Return the records word for word. Any pictures in them are not part of the copy.

-- BEGIN Task material --

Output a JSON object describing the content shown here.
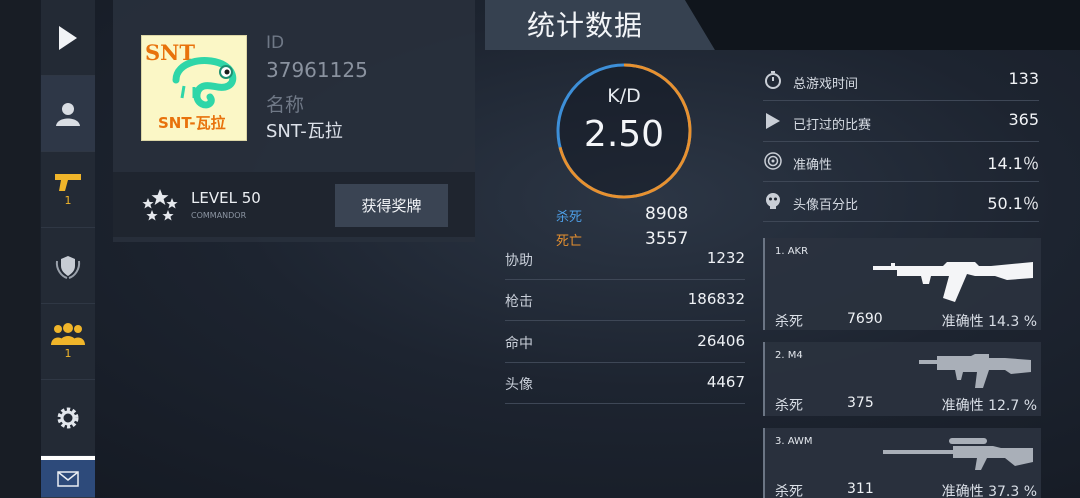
{
  "sidebar": {
    "play_icon": "play-icon",
    "profile_icon": "user-icon",
    "weapons_count": "1",
    "clan_count": "1",
    "settings_icon": "gear-icon",
    "mail_icon": "mail-icon"
  },
  "profile": {
    "logo_text": "SNT",
    "logo_sub": "SNT-瓦拉",
    "id_label": "ID",
    "id_value": "37961125",
    "name_label": "名称",
    "name_value": "SNT-瓦拉",
    "level": "LEVEL 50",
    "rank": "COMMANDOR",
    "award_button": "获得奖牌"
  },
  "stats": {
    "title": "统计数据",
    "kd_label": "K/D",
    "kd_value": "2.50",
    "kd_fraction": 0.71,
    "kills_label": "杀死",
    "kills_value": "8908",
    "deaths_label": "死亡",
    "deaths_value": "3557",
    "rows": [
      {
        "label": "协助",
        "value": "1232"
      },
      {
        "label": "枪击",
        "value": "186832"
      },
      {
        "label": "命中",
        "value": "26406"
      },
      {
        "label": "头像",
        "value": "4467"
      }
    ],
    "summary": [
      {
        "label": "总游戏时间",
        "value": "133",
        "icon": "stopwatch-icon"
      },
      {
        "label": "已打过的比赛",
        "value": "365",
        "icon": "play-icon"
      },
      {
        "label": "准确性",
        "value": "14.1％",
        "icon": "target-icon"
      },
      {
        "label": "头像百分比",
        "value": "50.1％",
        "icon": "headshot-icon"
      }
    ]
  },
  "weapons": [
    {
      "name": "1. AKR",
      "kills_label": "杀死",
      "kills": "7690",
      "acc": "准确性 14.3 %"
    },
    {
      "name": "2. M4",
      "kills_label": "杀死",
      "kills": "375",
      "acc": "准确性 12.7 %"
    },
    {
      "name": "3. AWM",
      "kills_label": "杀死",
      "kills": "311",
      "acc": "准确性 37.3 %"
    }
  ],
  "colors": {
    "accent_blue": "#3d8fd8",
    "accent_orange": "#e8912f",
    "logo_green": "#2fd6a8",
    "logo_orange": "#e8720c"
  }
}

-- END Task material --

> Answer to this task:
Output a JSON object describing the content shown here.
{
  "sidebar": {
    "play_icon": "play-icon",
    "profile_icon": "user-icon",
    "weapons_count": "1",
    "clan_count": "1",
    "settings_icon": "gear-icon",
    "mail_icon": "mail-icon"
  },
  "profile": {
    "logo_text": "SNT",
    "logo_sub": "SNT-瓦拉",
    "id_label": "ID",
    "id_value": "37961125",
    "name_label": "名称",
    "name_value": "SNT-瓦拉",
    "level": "LEVEL 50",
    "rank": "COMMANDOR",
    "award_button": "获得奖牌"
  },
  "stats": {
    "title": "统计数据",
    "kd_label": "K/D",
    "kd_value": "2.50",
    "kd_fraction": 0.71,
    "kills_label": "杀死",
    "kills_value": "8908",
    "deaths_label": "死亡",
    "deaths_value": "3557",
    "rows": [
      {
        "label": "协助",
        "value": "1232"
      },
      {
        "label": "枪击",
        "value": "186832"
      },
      {
        "label": "命中",
        "value": "26406"
      },
      {
        "label": "头像",
        "value": "4467"
      }
    ],
    "summary": [
      {
        "label": "总游戏时间",
        "value": "133",
        "icon": "stopwatch-icon"
      },
      {
        "label": "已打过的比赛",
        "value": "365",
        "icon": "play-icon"
      },
      {
        "label": "准确性",
        "value": "14.1％",
        "icon": "target-icon"
      },
      {
        "label": "头像百分比",
        "value": "50.1％",
        "icon": "headshot-icon"
      }
    ]
  },
  "weapons": [
    {
      "name": "1. AKR",
      "kills_label": "杀死",
      "kills": "7690",
      "acc": "准确性 14.3 %"
    },
    {
      "name": "2. M4",
      "kills_label": "杀死",
      "kills": "375",
      "acc": "准确性 12.7 %"
    },
    {
      "name": "3. AWM",
      "kills_label": "杀死",
      "kills": "311",
      "acc": "准确性 37.3 %"
    }
  ],
  "colors": {
    "accent_blue": "#3d8fd8",
    "accent_orange": "#e8912f",
    "logo_green": "#2fd6a8",
    "logo_orange": "#e8720c"
  }
}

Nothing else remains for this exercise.